■ INPUT ■
▽

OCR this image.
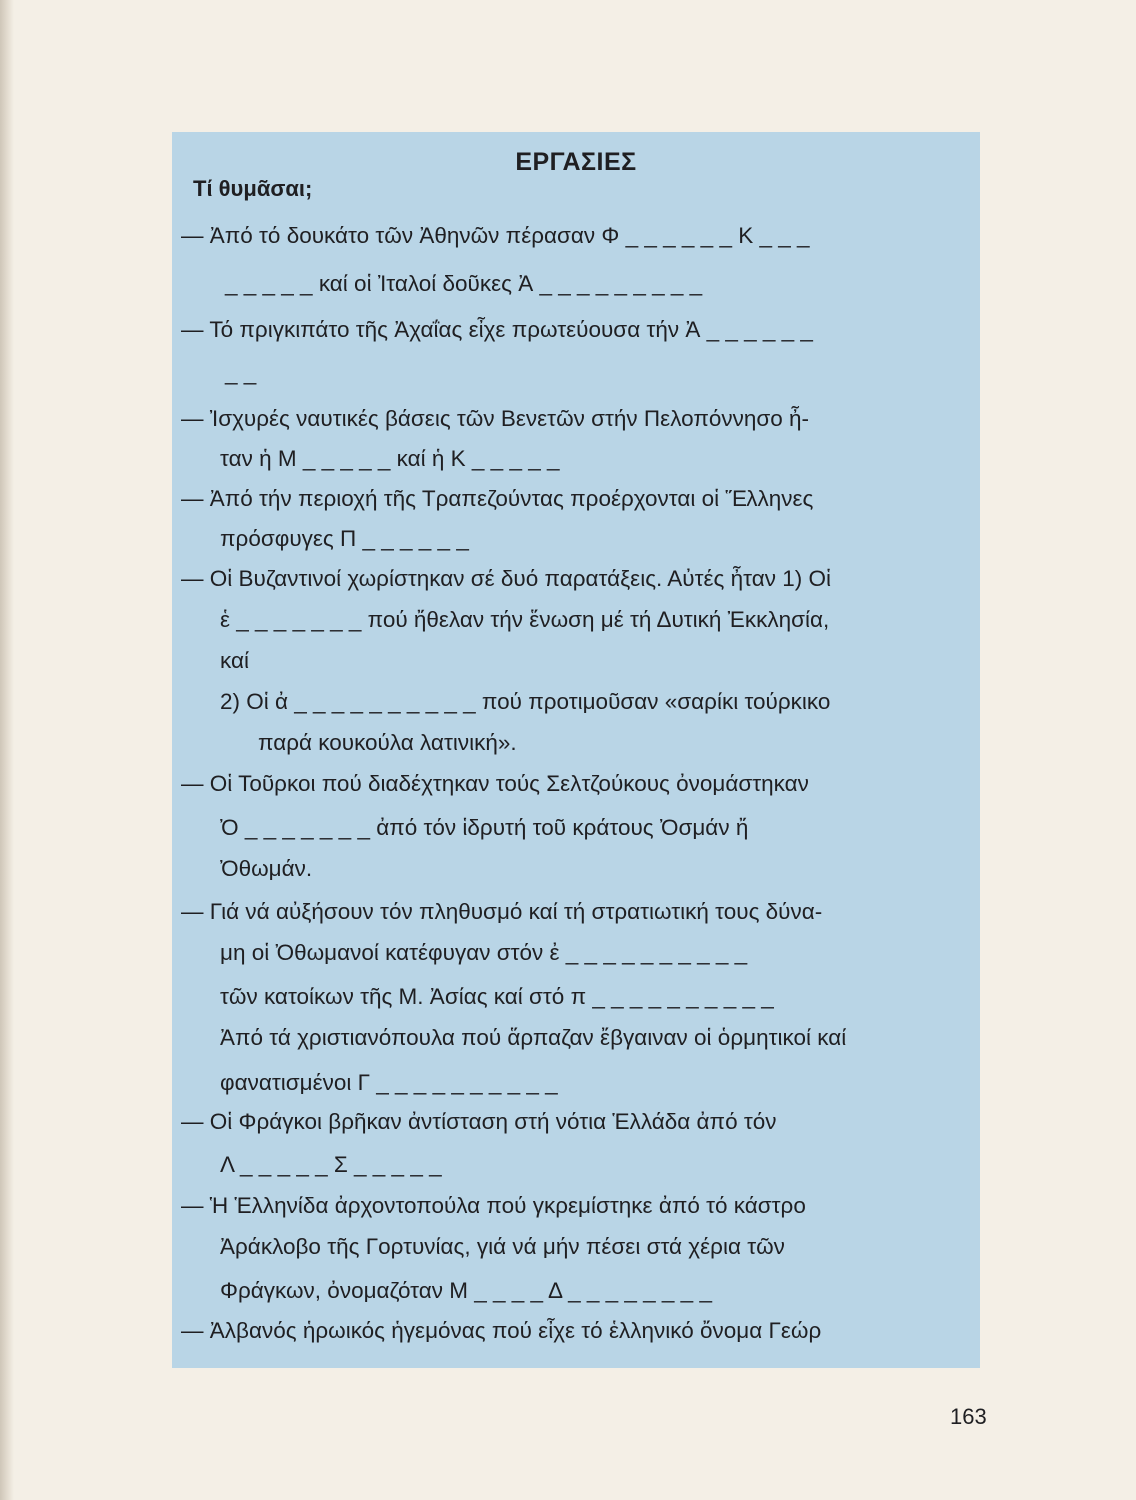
ΕΡΓΑΣΙΕΣ
Τί θυμᾶσαι;
— Ἀπό τό δουκάτο τῶν Ἀθηνῶν πέρασαν Φ _ _ _ _ _ _ Κ _ _ _
_ _ _ _ _ καί οἱ Ἰταλοί δοῦκες Ἀ _ _ _ _ _ _ _ _ _
— Τό πριγκιπάτο τῆς Ἀχαΐας εἶχε πρωτεύουσα τήν Ἀ _ _ _ _ _ _
_ _
— Ἰσχυρές ναυτικές βάσεις τῶν Βενετῶν στήν Πελοπόννησο ἦ-
ταν ἡ Μ _ _ _ _ _ καί ἡ Κ _ _ _ _ _
— Ἀπό τήν περιοχή τῆς Τραπεζούντας προέρχονται οἱ Ἕλληνες
πρόσφυγες Π _ _ _ _ _ _
— Οἱ Βυζαντινοί χωρίστηκαν σέ δυό παρατάξεις. Αὐτές ἦταν 1) Οἱ
ἑ _ _ _ _ _ _ _ πού ἤθελαν τήν ἕνωση μέ τή Δυτική Ἐκκλησία,
καί
2) Οἱ ἀ _ _ _ _ _ _ _ _ _ _ πού προτιμοῦσαν «σαρίκι τούρκικο
παρά κουκούλα λατινική».
— Οἱ Τοῦρκοι πού διαδέχτηκαν τούς Σελτζούκους ὀνομάστηκαν
Ὀ _ _ _ _ _ _ _ ἀπό τόν ἱδρυτή τοῦ κράτους Ὀσμάν ἤ
Ὀθωμάν.
— Γιά νά αὐξήσουν τόν πληθυσμό καί τή στρατιωτική τους δύνα-
μη οἱ Ὀθωμανοί κατέφυγαν στόν ἐ _ _ _ _ _ _ _ _ _ _
τῶν κατοίκων τῆς Μ. Ἀσίας καί στό π _ _ _ _ _ _ _ _ _ _
Ἀπό τά χριστιανόπουλα πού ἅρπαζαν ἔβγαιναν οἱ ὁρμητικοί καί
φανατισμένοι Γ _ _ _ _ _ _ _ _ _ _
— Οἱ Φράγκοι βρῆκαν ἀντίσταση στή νότια Ἑλλάδα ἀπό τόν
Λ _ _ _ _ _ Σ _ _ _ _ _
— Ἡ Ἑλληνίδα ἀρχοντοπούλα πού γκρεμίστηκε ἀπό τό κάστρο
Ἀράκλοβο τῆς Γορτυνίας, γιά νά μήν πέσει στά χέρια τῶν
Φράγκων, ὀνομαζόταν Μ _ _ _ _ Δ _ _ _ _ _ _ _ _
— Ἀλβανός ἡρωικός ἡγεμόνας πού εἶχε τό ἑλληνικό ὄνομα Γεώρ
163
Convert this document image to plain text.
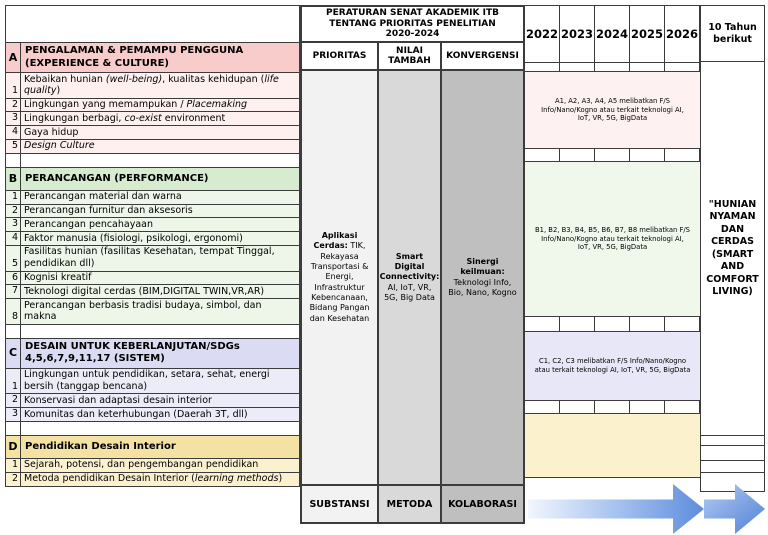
A
PENGALAMAN & PEMAMPU PENGGUNA (EXPERIENCE & CULTURE)
1
Kebaikan hunian (well-being), kualitas kehidupan (life quality)
2 Lingkungan yang memampukan / Placemaking
3 Lingkungan berbagi, co-exist environment
4 Gaya hidup
5 Design Culture
B PERANCANGAN (PERFORMANCE)
1 Perancangan material dan warna
2 Perancangan furnitur dan aksesoris
3 Perancangan pencahayaan
4 Faktor manusia (fisiologi, psikologi, ergonomi)
5
Fasilitas hunian (fasilitas Kesehatan, tempat Tinggal, pendidikan dll)
6 Kognisi kreatif
7 Teknologi digital cerdas (BIM,DIGITAL TWIN,VR,AR)
8
Perancangan berbasis tradisi budaya, simbol, dan makna
C
DESAIN UNTUK KEBERLANJUTAN/SDGs 4,5,6,7,9,11,17 (SISTEM)
1
Lingkungan untuk pendidikan, setara, sehat, energi bersih (tanggap bencana)
2 Konservasi dan adaptasi desain interior
3 Komunitas dan keterhubungan (Daerah 3T, dll)
D Pendidikan Desain Interior
1 Sejarah, potensi, dan pengembangan pendidikan
2 Metoda pendidikan Desain Interior (learning methods)
PERATURAN SENAT AKADEMIK ITB
TENTANG PRIORITAS PENELITIAN
2020-2024
PRIORITAS	NILAI TAMBAH	KONVERGENSI
Aplikasi Cerdas: TIK, Rekayasa Transportasi & Energi, Infrastruktur Kebencanaan, Bidang Pangan dan Kesehatan
Smart Digital Connectivity: AI, IoT, VR, 5G, Big Data
Sinergi keilmuan: Teknologi Info, Bio, Nano, Kogno
SUBSTANSI	METODA	KOLABORASI
2022 2023 2024 2025 2026
A1, A2, A3, A4, A5 melibatkan F/S Info/Nano/Kogno atau terkait teknologi AI, IoT, VR, 5G, BigData
B1, B2, B3, B4, B5, B6, B7, B8 melibatkan F/S Info/Nano/Kogno atau terkait teknologi AI, IoT, VR, 5G, BigData
C1, C2, C3 melibatkan F/S Info/Nano/Kogno atau terkait teknologi AI, IoT, VR, 5G, BigData
10 Tahun berikut
"HUNIAN NYAMAN DAN CERDAS (SMART AND COMFORT LIVING)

△

■ GOAL ■
Select the lines in this material that hold the word "Lingkungan", leaving none out.

■ SOLUTION FOR THIS PROBLEM ■
2 Lingkungan yang memampukan / Placemaking
3 Lingkungan berbagi, co-exist environment
Lingkungan untuk pendidikan, setara, sehat, energi bersih (tanggap bencana)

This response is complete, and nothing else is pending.